----- Entries shown -----

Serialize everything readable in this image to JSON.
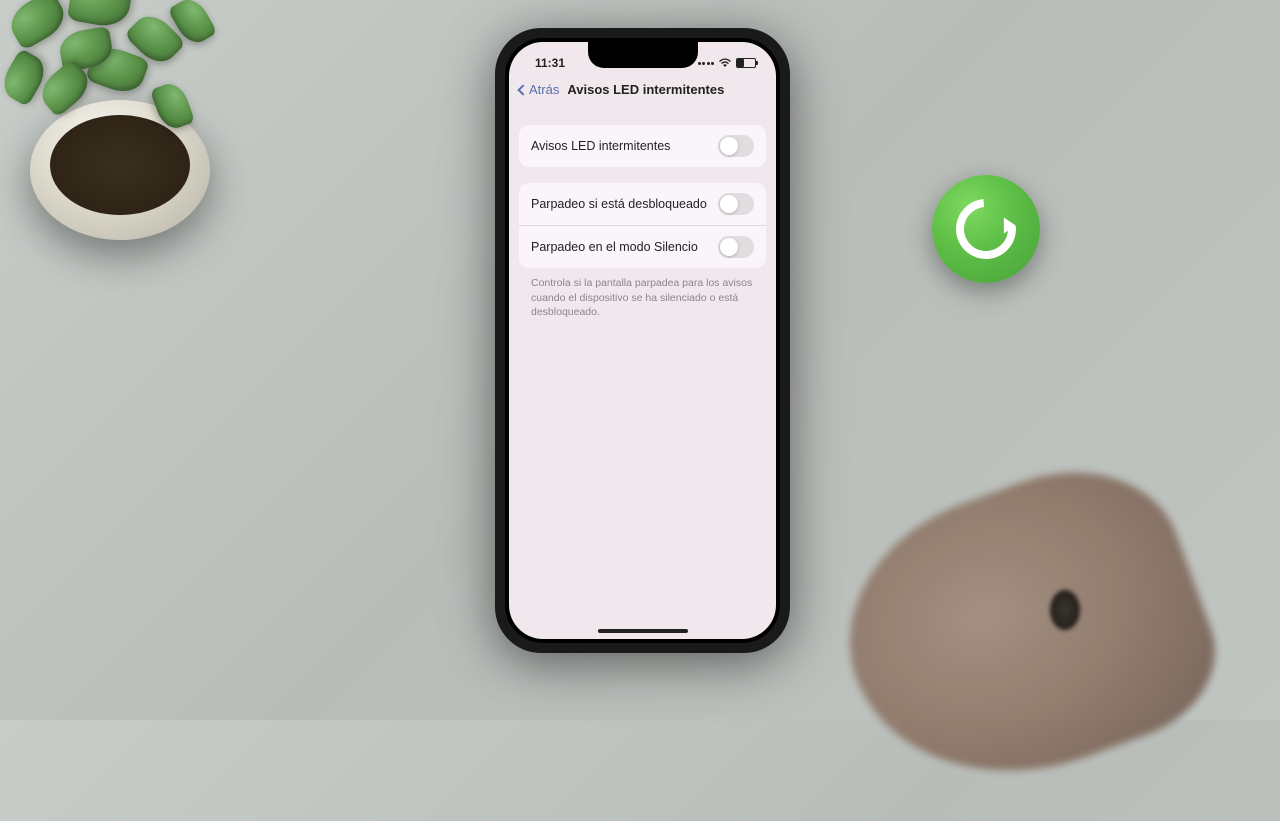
{
  "statusBar": {
    "time": "11:31"
  },
  "nav": {
    "backLabel": "Atrás",
    "title": "Avisos LED intermitentes"
  },
  "settings": {
    "group1": [
      {
        "label": "Avisos LED intermitentes",
        "on": false
      }
    ],
    "group2": [
      {
        "label": "Parpadeo si está desbloqueado",
        "on": false
      },
      {
        "label": "Parpadeo en el modo Silencio",
        "on": false
      }
    ],
    "footerNote": "Controla si la pantalla parpadea para los avisos cuando el dispositivo se ha silenciado o está desbloqueado."
  }
}
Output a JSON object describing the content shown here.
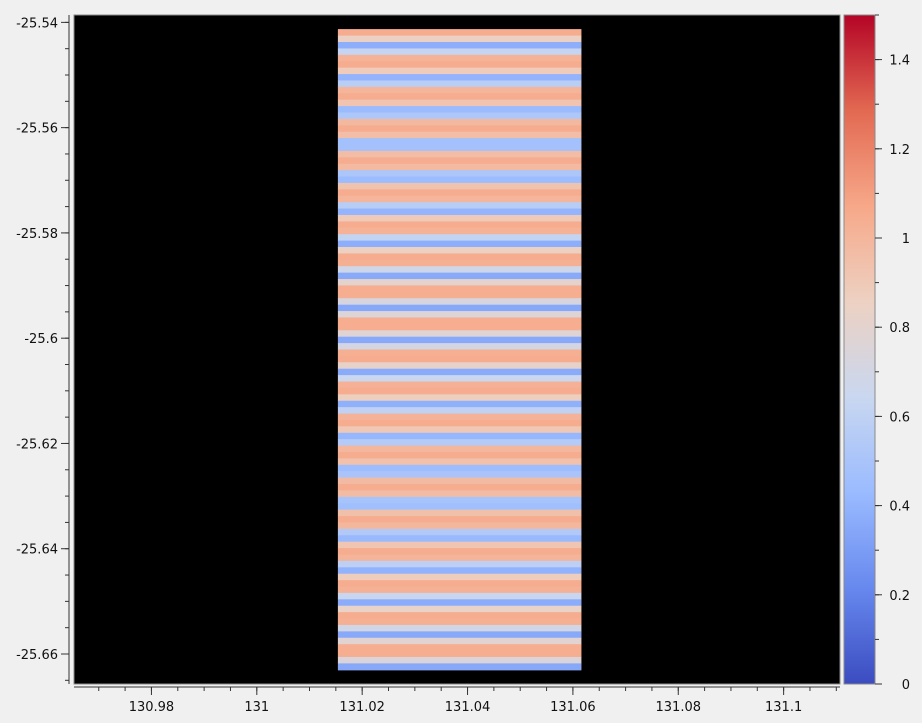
{
  "chart_data": {
    "type": "heatmap",
    "title": "",
    "xlabel": "",
    "ylabel": "",
    "xlim": [
      130.9653,
      131.1107
    ],
    "ylim": [
      -25.6657,
      -25.5386
    ],
    "x_ticks": [
      {
        "value": 130.98,
        "label": "130.98"
      },
      {
        "value": 131.0,
        "label": "131"
      },
      {
        "value": 131.02,
        "label": "131.02"
      },
      {
        "value": 131.04,
        "label": "131.04"
      },
      {
        "value": 131.06,
        "label": "131.06"
      },
      {
        "value": 131.08,
        "label": "131.08"
      },
      {
        "value": 131.1,
        "label": "131.1"
      }
    ],
    "y_ticks": [
      {
        "value": -25.54,
        "label": "-25.54"
      },
      {
        "value": -25.56,
        "label": "-25.56"
      },
      {
        "value": -25.58,
        "label": "-25.58"
      },
      {
        "value": -25.6,
        "label": "-25.6"
      },
      {
        "value": -25.62,
        "label": "-25.62"
      },
      {
        "value": -25.64,
        "label": "-25.64"
      },
      {
        "value": -25.66,
        "label": "-25.66"
      }
    ],
    "background": "#000000",
    "data_region": {
      "x": [
        131.0154,
        131.0616
      ],
      "y": [
        -25.5413,
        -25.663
      ]
    },
    "stripe_pattern": {
      "orientation": "horizontal",
      "period_deg": 0.0062,
      "phase_deg": -25.5446,
      "value_high": 1.05,
      "value_low": 0.35
    },
    "colorbar": {
      "colormap": "coolwarm",
      "range": [
        0,
        1.5
      ],
      "ticks": [
        {
          "value": 0,
          "label": "0"
        },
        {
          "value": 0.2,
          "label": "0.2"
        },
        {
          "value": 0.4,
          "label": "0.4"
        },
        {
          "value": 0.6,
          "label": "0.6"
        },
        {
          "value": 0.8,
          "label": "0.8"
        },
        {
          "value": 1.0,
          "label": "1"
        },
        {
          "value": 1.2,
          "label": "1.2"
        },
        {
          "value": 1.4,
          "label": "1.4"
        }
      ],
      "colors": [
        "#3b4cc0",
        "#6788ee",
        "#9abbff",
        "#c9d7f0",
        "#edd1c2",
        "#f7a889",
        "#e26952",
        "#b40426"
      ]
    }
  }
}
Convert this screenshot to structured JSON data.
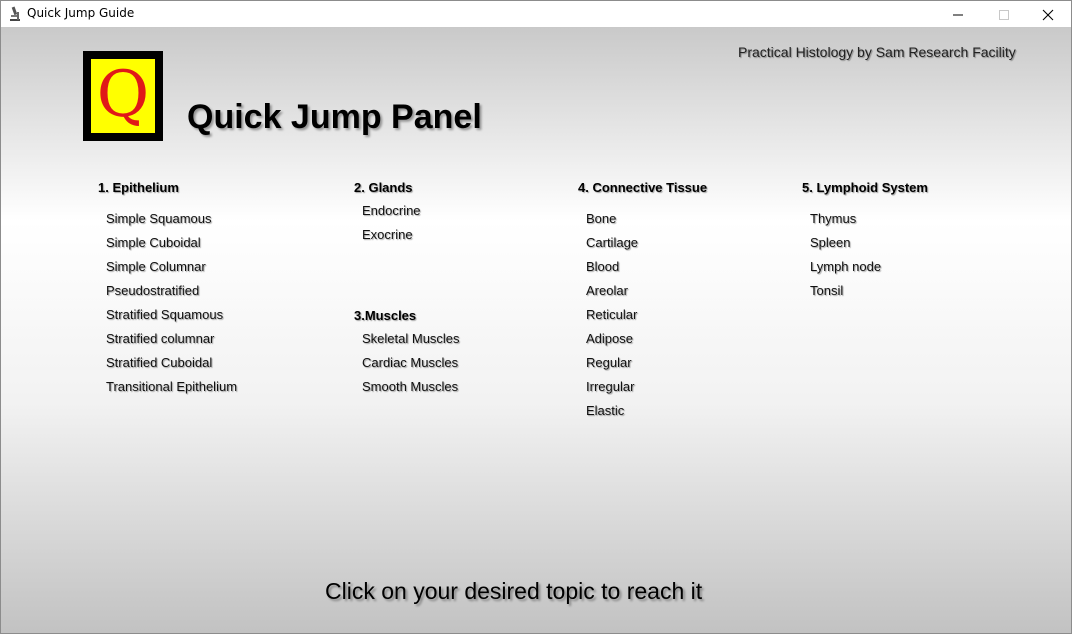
{
  "window": {
    "title": "Quick Jump Guide"
  },
  "header": {
    "logo_letter": "Q",
    "panel_title": "Quick Jump Panel",
    "credit": "Practical Histology by Sam Research Facility"
  },
  "sections": {
    "epithelium": {
      "heading": "1. Epithelium",
      "items": [
        "Simple Squamous",
        "Simple Cuboidal",
        "Simple Columnar",
        "Pseudostratified",
        "Stratified Squamous",
        "Stratified columnar",
        "Stratified Cuboidal",
        "Transitional Epithelium"
      ]
    },
    "glands": {
      "heading": "2. Glands",
      "items": [
        "Endocrine",
        "Exocrine"
      ]
    },
    "muscles": {
      "heading": "3.Muscles",
      "items": [
        "Skeletal Muscles",
        "Cardiac Muscles",
        "Smooth Muscles"
      ]
    },
    "connective": {
      "heading": "4. Connective Tissue",
      "items": [
        "Bone",
        "Cartilage",
        "Blood",
        "Areolar",
        "Reticular",
        "Adipose",
        "Regular",
        "Irregular",
        "Elastic"
      ]
    },
    "lymphoid": {
      "heading": "5. Lymphoid System",
      "items": [
        "Thymus",
        "Spleen",
        "Lymph node",
        "Tonsil"
      ]
    }
  },
  "footer": {
    "hint": "Click on your desired topic to reach it"
  },
  "colors": {
    "logo_background": "#ffff00",
    "logo_letter": "#e01818"
  }
}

-----

**Your task**
Give only the number of lines in the listing above that include the string "Simple".

**Result of the exercise**
3